REQUIRED WORK – Rewrite the records from the start through the line containing "nav-back-forward (92, 26, 129, 40)", putting "Terms of Use" in place of "Terms of Service" and leaving everything else unchanged.

### RECORDS PROVIDED ###

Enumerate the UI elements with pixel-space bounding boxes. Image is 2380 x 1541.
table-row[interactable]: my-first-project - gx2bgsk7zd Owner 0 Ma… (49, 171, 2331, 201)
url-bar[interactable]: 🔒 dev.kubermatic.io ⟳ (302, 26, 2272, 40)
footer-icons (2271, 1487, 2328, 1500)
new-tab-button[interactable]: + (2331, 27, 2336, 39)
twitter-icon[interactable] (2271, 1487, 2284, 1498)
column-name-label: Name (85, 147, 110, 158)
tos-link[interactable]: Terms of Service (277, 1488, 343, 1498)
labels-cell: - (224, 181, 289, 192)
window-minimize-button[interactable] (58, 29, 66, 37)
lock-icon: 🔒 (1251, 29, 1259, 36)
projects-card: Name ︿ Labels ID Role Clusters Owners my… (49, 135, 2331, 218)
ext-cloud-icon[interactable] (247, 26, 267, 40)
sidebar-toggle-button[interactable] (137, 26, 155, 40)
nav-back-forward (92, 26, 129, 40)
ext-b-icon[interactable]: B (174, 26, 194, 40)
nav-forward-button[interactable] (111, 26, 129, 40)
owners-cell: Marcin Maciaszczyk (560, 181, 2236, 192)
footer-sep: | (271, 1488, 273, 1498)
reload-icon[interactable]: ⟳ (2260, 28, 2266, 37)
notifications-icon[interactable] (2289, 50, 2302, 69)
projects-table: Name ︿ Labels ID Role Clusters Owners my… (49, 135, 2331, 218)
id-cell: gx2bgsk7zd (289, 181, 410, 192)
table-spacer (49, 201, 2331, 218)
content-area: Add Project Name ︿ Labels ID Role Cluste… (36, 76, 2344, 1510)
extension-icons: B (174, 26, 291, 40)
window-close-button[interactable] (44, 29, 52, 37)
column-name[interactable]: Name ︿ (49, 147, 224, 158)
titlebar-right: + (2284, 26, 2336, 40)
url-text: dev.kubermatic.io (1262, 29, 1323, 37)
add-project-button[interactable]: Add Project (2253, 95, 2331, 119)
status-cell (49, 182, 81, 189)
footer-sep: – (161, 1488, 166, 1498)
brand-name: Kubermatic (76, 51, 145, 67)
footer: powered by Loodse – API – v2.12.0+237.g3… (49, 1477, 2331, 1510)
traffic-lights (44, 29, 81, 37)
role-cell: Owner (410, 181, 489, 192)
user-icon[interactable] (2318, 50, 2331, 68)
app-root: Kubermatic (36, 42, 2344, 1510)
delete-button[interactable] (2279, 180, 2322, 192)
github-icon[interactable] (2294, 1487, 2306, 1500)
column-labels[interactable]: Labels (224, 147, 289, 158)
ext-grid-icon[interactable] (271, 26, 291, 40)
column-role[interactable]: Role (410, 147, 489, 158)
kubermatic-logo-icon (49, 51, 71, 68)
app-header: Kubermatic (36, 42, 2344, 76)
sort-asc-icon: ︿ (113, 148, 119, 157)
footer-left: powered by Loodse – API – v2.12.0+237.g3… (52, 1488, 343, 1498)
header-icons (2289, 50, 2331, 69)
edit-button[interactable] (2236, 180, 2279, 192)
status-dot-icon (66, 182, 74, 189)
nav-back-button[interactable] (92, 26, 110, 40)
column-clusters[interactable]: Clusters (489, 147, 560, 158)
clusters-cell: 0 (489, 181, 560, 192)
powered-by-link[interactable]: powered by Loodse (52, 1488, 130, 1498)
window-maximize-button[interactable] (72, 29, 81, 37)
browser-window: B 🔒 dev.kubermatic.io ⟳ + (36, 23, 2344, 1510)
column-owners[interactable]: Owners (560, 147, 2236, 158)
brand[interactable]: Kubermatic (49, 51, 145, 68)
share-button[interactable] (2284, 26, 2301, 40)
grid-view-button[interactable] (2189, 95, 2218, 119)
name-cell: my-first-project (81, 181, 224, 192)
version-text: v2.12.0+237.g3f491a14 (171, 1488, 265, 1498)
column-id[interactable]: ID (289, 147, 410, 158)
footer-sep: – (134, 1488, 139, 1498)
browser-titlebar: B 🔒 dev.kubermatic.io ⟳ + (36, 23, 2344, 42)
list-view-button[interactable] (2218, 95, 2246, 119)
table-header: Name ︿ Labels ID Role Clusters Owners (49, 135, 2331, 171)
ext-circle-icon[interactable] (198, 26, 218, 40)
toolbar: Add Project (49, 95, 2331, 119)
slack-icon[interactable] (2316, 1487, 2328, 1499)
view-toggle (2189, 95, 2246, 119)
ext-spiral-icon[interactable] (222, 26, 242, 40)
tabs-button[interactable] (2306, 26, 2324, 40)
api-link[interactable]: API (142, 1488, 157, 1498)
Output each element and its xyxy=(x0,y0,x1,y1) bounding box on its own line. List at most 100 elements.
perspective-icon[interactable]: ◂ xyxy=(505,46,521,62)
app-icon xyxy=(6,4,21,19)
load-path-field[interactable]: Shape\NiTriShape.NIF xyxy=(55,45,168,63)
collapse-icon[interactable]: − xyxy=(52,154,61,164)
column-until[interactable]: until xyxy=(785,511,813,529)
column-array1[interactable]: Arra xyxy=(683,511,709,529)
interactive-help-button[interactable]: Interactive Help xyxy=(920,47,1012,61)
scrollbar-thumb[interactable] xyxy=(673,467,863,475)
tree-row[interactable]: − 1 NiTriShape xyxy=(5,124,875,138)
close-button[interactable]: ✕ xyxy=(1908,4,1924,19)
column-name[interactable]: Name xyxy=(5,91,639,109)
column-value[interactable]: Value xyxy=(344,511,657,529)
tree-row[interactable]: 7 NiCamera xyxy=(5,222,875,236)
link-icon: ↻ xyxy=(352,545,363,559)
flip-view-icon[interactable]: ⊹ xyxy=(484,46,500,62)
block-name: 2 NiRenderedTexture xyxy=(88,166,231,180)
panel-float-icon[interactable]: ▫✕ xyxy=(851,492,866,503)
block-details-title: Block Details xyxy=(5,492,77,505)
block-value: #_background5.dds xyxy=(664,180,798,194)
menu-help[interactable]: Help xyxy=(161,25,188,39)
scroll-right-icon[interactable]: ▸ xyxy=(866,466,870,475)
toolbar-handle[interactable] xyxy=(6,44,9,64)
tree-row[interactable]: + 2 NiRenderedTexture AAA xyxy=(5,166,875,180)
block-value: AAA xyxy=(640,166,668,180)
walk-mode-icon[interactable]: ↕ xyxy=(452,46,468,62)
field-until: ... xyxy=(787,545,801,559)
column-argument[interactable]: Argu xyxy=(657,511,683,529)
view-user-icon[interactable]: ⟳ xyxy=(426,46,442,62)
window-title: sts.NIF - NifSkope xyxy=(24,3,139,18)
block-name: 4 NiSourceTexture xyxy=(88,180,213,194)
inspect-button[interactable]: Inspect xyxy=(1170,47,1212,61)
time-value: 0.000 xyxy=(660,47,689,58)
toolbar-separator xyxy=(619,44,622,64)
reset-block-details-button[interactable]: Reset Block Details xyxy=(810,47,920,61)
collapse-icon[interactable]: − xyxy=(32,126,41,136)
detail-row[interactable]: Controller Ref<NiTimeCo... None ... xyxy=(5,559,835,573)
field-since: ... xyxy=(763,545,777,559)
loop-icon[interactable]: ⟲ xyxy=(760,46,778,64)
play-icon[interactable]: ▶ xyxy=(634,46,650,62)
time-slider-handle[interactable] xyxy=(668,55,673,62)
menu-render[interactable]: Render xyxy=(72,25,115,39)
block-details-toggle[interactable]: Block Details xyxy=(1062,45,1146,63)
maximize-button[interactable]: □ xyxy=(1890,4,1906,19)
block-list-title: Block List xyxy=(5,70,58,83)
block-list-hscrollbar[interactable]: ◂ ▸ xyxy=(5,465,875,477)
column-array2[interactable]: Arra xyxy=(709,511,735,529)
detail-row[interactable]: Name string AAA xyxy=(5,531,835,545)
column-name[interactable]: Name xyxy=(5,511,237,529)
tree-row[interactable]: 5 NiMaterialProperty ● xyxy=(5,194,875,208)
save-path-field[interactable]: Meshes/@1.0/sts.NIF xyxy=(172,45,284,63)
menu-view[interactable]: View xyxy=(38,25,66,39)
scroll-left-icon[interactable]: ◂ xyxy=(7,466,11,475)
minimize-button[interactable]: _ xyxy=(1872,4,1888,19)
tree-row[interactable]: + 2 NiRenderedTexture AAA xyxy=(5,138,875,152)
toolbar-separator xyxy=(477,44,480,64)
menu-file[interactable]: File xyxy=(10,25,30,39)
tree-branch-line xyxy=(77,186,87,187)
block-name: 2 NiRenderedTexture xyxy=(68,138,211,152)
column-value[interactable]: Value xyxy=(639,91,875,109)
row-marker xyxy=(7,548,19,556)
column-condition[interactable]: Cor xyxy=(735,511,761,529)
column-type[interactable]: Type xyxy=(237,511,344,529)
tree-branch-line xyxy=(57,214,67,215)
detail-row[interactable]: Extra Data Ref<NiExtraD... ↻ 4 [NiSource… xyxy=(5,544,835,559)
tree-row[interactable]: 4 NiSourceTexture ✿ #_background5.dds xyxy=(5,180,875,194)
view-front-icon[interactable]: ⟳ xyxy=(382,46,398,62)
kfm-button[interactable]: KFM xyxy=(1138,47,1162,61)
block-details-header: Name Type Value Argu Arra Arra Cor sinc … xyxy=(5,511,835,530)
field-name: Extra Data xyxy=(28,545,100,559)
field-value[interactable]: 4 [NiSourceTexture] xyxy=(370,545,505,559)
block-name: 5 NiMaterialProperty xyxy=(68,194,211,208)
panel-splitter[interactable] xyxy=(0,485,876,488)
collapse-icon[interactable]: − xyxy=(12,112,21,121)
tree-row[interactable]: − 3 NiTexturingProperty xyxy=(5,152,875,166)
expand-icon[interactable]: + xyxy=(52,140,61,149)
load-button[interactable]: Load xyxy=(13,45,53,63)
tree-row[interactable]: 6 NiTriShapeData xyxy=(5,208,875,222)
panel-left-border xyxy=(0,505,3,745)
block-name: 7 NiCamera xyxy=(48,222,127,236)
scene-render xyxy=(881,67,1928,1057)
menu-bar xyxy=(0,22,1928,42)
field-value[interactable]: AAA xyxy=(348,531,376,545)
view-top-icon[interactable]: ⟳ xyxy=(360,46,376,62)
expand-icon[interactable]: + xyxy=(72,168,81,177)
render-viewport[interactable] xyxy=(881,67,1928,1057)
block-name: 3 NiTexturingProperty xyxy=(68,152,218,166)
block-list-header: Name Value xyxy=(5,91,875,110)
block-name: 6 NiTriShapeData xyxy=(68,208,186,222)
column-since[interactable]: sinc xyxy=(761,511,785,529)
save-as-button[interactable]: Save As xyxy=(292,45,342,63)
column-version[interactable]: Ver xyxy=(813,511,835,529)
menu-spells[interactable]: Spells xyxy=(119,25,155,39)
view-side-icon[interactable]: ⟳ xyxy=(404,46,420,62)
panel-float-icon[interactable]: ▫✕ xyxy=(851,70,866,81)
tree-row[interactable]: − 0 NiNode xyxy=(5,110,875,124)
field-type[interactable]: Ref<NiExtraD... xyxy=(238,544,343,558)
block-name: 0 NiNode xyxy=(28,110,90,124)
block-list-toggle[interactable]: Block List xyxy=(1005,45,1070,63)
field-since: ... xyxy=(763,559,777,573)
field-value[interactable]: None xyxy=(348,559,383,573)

###

RESULT OF THIS TASK –
Enumerate the UI elements with pixel-space bounding boxes. Image is 2380 x 1541.
table-row[interactable]: my-first-project - gx2bgsk7zd Owner 0 Ma… (49, 171, 2331, 201)
url-bar[interactable]: 🔒 dev.kubermatic.io ⟳ (302, 26, 2272, 40)
footer-icons (2271, 1487, 2328, 1500)
new-tab-button[interactable]: + (2331, 27, 2336, 39)
twitter-icon[interactable] (2271, 1487, 2284, 1498)
column-name-label: Name (85, 147, 110, 158)
tos-link[interactable]: Terms of Use (277, 1488, 343, 1498)
labels-cell: - (224, 181, 289, 192)
window-minimize-button[interactable] (58, 29, 66, 37)
lock-icon: 🔒 (1251, 29, 1259, 36)
projects-card: Name ︿ Labels ID Role Clusters Owners my… (49, 135, 2331, 218)
ext-cloud-icon[interactable] (247, 26, 267, 40)
sidebar-toggle-button[interactable] (137, 26, 155, 40)
nav-back-forward (92, 26, 129, 40)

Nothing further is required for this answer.